[SOURCE MATERIAL start]

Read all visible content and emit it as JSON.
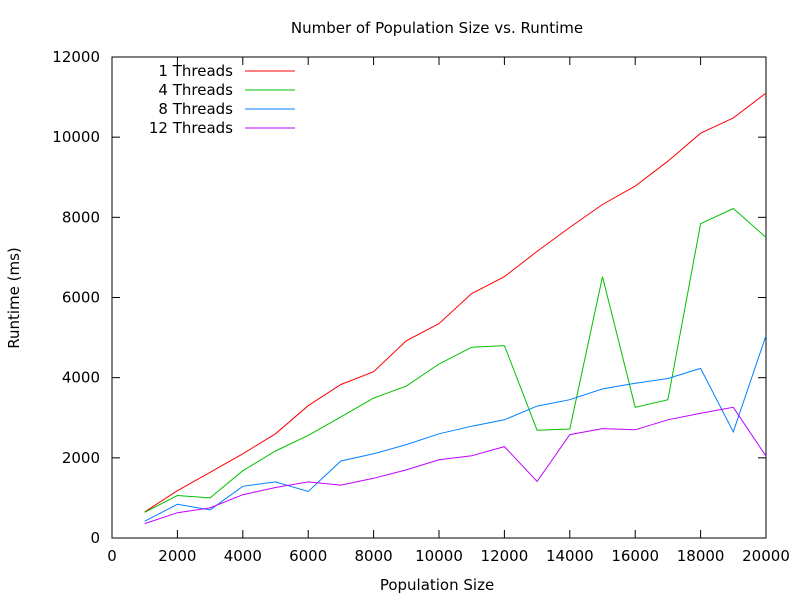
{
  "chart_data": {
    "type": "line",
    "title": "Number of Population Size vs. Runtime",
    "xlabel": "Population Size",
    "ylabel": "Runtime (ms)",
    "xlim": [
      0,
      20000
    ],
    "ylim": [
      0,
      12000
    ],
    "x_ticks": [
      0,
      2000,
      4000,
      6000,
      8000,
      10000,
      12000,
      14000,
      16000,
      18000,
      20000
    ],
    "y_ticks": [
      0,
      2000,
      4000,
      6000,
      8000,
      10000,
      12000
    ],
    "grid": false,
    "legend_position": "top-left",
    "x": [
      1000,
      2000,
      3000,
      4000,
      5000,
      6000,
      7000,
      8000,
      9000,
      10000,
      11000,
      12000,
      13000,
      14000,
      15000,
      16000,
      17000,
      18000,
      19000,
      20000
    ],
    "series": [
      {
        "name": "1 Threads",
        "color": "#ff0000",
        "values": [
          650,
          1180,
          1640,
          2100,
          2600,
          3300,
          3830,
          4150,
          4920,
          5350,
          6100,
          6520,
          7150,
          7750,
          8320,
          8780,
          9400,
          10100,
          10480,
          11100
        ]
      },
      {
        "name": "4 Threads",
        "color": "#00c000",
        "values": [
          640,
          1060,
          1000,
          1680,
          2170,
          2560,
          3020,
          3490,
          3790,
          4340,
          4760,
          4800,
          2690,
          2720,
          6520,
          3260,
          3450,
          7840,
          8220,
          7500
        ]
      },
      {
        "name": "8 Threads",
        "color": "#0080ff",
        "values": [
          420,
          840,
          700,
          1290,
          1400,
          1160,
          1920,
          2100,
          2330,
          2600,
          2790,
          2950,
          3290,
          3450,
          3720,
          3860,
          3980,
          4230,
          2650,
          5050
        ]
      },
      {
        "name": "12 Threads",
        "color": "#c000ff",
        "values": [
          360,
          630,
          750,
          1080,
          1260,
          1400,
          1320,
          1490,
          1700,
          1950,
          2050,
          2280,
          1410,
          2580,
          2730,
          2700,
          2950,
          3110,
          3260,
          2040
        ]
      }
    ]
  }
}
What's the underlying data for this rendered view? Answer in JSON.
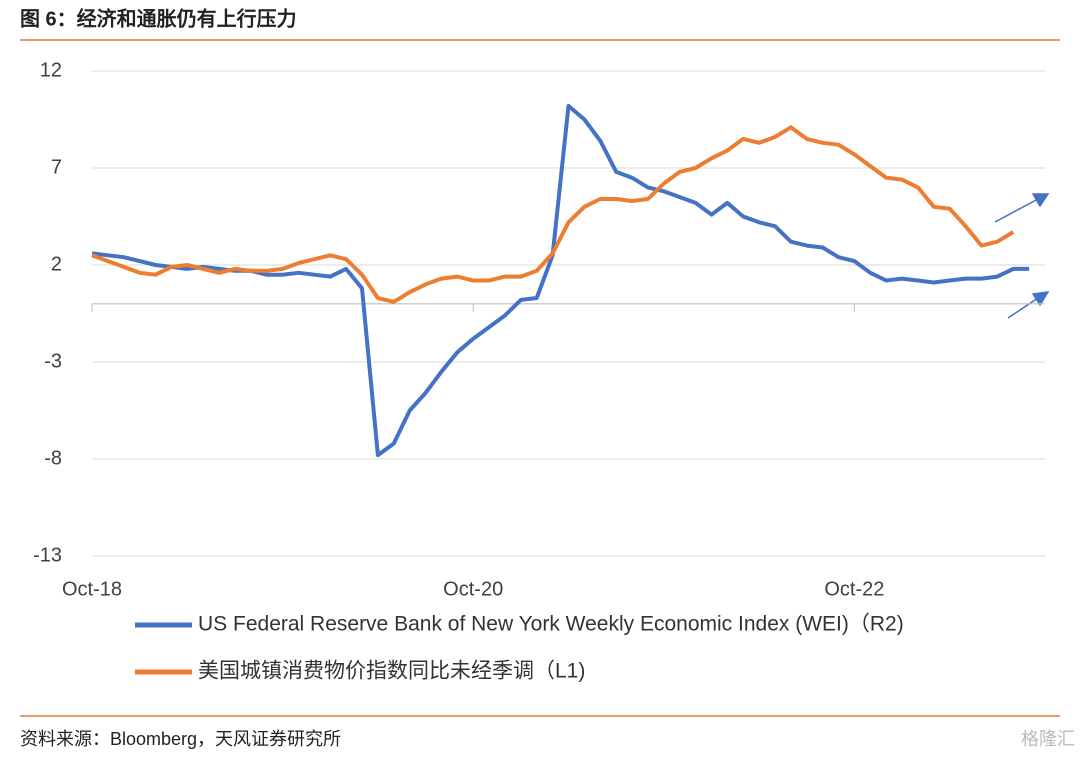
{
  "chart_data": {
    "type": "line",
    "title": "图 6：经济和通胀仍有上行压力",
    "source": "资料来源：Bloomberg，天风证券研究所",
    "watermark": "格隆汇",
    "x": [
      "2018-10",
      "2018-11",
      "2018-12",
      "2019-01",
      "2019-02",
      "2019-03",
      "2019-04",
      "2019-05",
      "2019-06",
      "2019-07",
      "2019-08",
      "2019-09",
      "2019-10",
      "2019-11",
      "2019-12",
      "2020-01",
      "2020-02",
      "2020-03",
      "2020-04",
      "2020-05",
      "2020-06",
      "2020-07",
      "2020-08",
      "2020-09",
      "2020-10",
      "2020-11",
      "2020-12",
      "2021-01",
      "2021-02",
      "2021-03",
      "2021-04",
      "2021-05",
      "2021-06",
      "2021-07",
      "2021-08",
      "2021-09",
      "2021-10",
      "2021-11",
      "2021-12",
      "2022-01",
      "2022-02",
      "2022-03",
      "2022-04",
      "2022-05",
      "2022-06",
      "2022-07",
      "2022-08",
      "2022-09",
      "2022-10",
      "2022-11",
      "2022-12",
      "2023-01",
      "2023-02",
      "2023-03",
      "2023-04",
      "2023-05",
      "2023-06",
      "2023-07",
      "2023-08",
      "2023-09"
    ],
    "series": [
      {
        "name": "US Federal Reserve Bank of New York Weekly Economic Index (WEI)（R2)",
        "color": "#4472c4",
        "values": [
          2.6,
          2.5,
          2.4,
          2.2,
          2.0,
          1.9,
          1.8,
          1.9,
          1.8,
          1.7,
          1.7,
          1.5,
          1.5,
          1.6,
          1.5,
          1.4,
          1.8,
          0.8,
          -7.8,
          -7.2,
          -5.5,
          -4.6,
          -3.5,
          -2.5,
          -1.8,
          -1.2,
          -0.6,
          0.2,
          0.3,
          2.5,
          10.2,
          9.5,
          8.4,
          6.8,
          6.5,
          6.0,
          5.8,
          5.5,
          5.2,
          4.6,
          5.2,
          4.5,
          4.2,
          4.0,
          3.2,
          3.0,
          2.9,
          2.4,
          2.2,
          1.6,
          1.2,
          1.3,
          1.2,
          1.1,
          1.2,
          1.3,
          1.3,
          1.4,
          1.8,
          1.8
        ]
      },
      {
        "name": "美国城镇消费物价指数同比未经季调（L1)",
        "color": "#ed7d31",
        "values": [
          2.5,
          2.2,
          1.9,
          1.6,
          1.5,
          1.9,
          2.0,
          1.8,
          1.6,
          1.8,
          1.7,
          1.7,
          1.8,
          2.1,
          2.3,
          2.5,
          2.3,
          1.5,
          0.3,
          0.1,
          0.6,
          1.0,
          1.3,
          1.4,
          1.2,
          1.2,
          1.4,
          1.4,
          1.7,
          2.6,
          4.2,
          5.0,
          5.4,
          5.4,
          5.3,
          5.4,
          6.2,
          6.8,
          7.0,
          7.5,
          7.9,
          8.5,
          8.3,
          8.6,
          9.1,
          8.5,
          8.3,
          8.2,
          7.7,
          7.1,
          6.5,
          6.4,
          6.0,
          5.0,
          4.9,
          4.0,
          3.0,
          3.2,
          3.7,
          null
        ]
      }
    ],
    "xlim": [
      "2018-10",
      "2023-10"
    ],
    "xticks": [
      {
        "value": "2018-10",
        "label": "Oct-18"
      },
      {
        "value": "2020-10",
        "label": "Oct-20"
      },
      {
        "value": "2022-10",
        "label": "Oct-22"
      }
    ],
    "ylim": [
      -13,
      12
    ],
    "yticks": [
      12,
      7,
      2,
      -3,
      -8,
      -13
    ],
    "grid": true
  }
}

[SOURCE MATERIAL end]

### STATED PROBLEM
Print all of the entries word for word. Omit the pictures they contain.

### OUTPUT
Read all visible content and emit it as JSON.
{
  "chart_data": {
    "type": "line",
    "title": "Number of Population Size vs. Runtime",
    "xlabel": "Population Size",
    "ylabel": "Runtime (ms)",
    "xlim": [
      0,
      20000
    ],
    "ylim": [
      0,
      12000
    ],
    "x_ticks": [
      0,
      2000,
      4000,
      6000,
      8000,
      10000,
      12000,
      14000,
      16000,
      18000,
      20000
    ],
    "y_ticks": [
      0,
      2000,
      4000,
      6000,
      8000,
      10000,
      12000
    ],
    "grid": false,
    "legend_position": "top-left",
    "x": [
      1000,
      2000,
      3000,
      4000,
      5000,
      6000,
      7000,
      8000,
      9000,
      10000,
      11000,
      12000,
      13000,
      14000,
      15000,
      16000,
      17000,
      18000,
      19000,
      20000
    ],
    "series": [
      {
        "name": "1 Threads",
        "color": "#ff0000",
        "values": [
          650,
          1180,
          1640,
          2100,
          2600,
          3300,
          3830,
          4150,
          4920,
          5350,
          6100,
          6520,
          7150,
          7750,
          8320,
          8780,
          9400,
          10100,
          10480,
          11100
        ]
      },
      {
        "name": "4 Threads",
        "color": "#00c000",
        "values": [
          640,
          1060,
          1000,
          1680,
          2170,
          2560,
          3020,
          3490,
          3790,
          4340,
          4760,
          4800,
          2690,
          2720,
          6520,
          3260,
          3450,
          7840,
          8220,
          7500
        ]
      },
      {
        "name": "8 Threads",
        "color": "#0080ff",
        "values": [
          420,
          840,
          700,
          1290,
          1400,
          1160,
          1920,
          2100,
          2330,
          2600,
          2790,
          2950,
          3290,
          3450,
          3720,
          3860,
          3980,
          4230,
          2650,
          5050
        ]
      },
      {
        "name": "12 Threads",
        "color": "#c000ff",
        "values": [
          360,
          630,
          750,
          1080,
          1260,
          1400,
          1320,
          1490,
          1700,
          1950,
          2050,
          2280,
          1410,
          2580,
          2730,
          2700,
          2950,
          3110,
          3260,
          2040
        ]
      }
    ]
  }
}
What's the underlying data for this rendered view? Answer in JSON.
{
  "chart_data": {
    "type": "line",
    "title": "图 6：经济和通胀仍有上行压力",
    "source": "资料来源：Bloomberg，天风证券研究所",
    "watermark": "格隆汇",
    "x": [
      "2018-10",
      "2018-11",
      "2018-12",
      "2019-01",
      "2019-02",
      "2019-03",
      "2019-04",
      "2019-05",
      "2019-06",
      "2019-07",
      "2019-08",
      "2019-09",
      "2019-10",
      "2019-11",
      "2019-12",
      "2020-01",
      "2020-02",
      "2020-03",
      "2020-04",
      "2020-05",
      "2020-06",
      "2020-07",
      "2020-08",
      "2020-09",
      "2020-10",
      "2020-11",
      "2020-12",
      "2021-01",
      "2021-02",
      "2021-03",
      "2021-04",
      "2021-05",
      "2021-06",
      "2021-07",
      "2021-08",
      "2021-09",
      "2021-10",
      "2021-11",
      "2021-12",
      "2022-01",
      "2022-02",
      "2022-03",
      "2022-04",
      "2022-05",
      "2022-06",
      "2022-07",
      "2022-08",
      "2022-09",
      "2022-10",
      "2022-11",
      "2022-12",
      "2023-01",
      "2023-02",
      "2023-03",
      "2023-04",
      "2023-05",
      "2023-06",
      "2023-07",
      "2023-08",
      "2023-09"
    ],
    "series": [
      {
        "name": "US Federal Reserve Bank of New York Weekly Economic Index (WEI)（R2)",
        "color": "#4472c4",
        "values": [
          2.6,
          2.5,
          2.4,
          2.2,
          2.0,
          1.9,
          1.8,
          1.9,
          1.8,
          1.7,
          1.7,
          1.5,
          1.5,
          1.6,
          1.5,
          1.4,
          1.8,
          0.8,
          -7.8,
          -7.2,
          -5.5,
          -4.6,
          -3.5,
          -2.5,
          -1.8,
          -1.2,
          -0.6,
          0.2,
          0.3,
          2.5,
          10.2,
          9.5,
          8.4,
          6.8,
          6.5,
          6.0,
          5.8,
          5.5,
          5.2,
          4.6,
          5.2,
          4.5,
          4.2,
          4.0,
          3.2,
          3.0,
          2.9,
          2.4,
          2.2,
          1.6,
          1.2,
          1.3,
          1.2,
          1.1,
          1.2,
          1.3,
          1.3,
          1.4,
          1.8,
          1.8
        ]
      },
      {
        "name": "美国城镇消费物价指数同比未经季调（L1)",
        "color": "#ed7d31",
        "values": [
          2.5,
          2.2,
          1.9,
          1.6,
          1.5,
          1.9,
          2.0,
          1.8,
          1.6,
          1.8,
          1.7,
          1.7,
          1.8,
          2.1,
          2.3,
          2.5,
          2.3,
          1.5,
          0.3,
          0.1,
          0.6,
          1.0,
          1.3,
          1.4,
          1.2,
          1.2,
          1.4,
          1.4,
          1.7,
          2.6,
          4.2,
          5.0,
          5.4,
          5.4,
          5.3,
          5.4,
          6.2,
          6.8,
          7.0,
          7.5,
          7.9,
          8.5,
          8.3,
          8.6,
          9.1,
          8.5,
          8.3,
          8.2,
          7.7,
          7.1,
          6.5,
          6.4,
          6.0,
          5.0,
          4.9,
          4.0,
          3.0,
          3.2,
          3.7,
          null
        ]
      }
    ],
    "xlim": [
      "2018-10",
      "2023-10"
    ],
    "xticks": [
      {
        "value": "2018-10",
        "label": "Oct-18"
      },
      {
        "value": "2020-10",
        "label": "Oct-20"
      },
      {
        "value": "2022-10",
        "label": "Oct-22"
      }
    ],
    "ylim": [
      -13,
      12
    ],
    "yticks": [
      12,
      7,
      2,
      -3,
      -8,
      -13
    ],
    "grid": true
  }
}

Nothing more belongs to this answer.